(Data entries for graphics)
********************

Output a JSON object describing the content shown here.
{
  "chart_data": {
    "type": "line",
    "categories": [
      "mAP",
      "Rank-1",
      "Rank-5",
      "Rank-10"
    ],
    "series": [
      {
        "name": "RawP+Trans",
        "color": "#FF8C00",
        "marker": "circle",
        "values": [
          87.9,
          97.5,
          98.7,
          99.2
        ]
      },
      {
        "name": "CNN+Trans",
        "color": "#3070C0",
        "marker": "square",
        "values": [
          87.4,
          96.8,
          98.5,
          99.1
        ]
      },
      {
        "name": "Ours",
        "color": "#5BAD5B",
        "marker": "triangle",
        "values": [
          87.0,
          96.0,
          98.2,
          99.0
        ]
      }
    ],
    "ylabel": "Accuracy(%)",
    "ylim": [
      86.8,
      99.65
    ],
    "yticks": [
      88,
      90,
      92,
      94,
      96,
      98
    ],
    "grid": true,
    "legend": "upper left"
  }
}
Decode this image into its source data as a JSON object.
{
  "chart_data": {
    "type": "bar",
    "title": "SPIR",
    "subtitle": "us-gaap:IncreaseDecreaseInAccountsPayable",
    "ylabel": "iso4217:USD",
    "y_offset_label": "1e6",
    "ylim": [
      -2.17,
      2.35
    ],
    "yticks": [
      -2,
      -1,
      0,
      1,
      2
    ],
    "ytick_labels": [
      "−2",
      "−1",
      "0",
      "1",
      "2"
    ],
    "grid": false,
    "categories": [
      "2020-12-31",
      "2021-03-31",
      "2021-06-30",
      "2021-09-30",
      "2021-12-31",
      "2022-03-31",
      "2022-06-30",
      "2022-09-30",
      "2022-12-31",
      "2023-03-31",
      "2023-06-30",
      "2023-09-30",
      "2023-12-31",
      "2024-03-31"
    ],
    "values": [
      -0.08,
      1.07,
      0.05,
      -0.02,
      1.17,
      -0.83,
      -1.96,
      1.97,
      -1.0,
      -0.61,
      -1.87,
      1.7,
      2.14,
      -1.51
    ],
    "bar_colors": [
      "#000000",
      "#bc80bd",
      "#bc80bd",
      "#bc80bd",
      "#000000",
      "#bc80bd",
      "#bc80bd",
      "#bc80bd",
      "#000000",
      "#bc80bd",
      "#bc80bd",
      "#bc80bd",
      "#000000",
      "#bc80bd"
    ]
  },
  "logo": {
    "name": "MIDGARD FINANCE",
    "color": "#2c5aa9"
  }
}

********************

Problem to solve
Count every line above that holds the word "object", and state the number and nothing more.

The output
2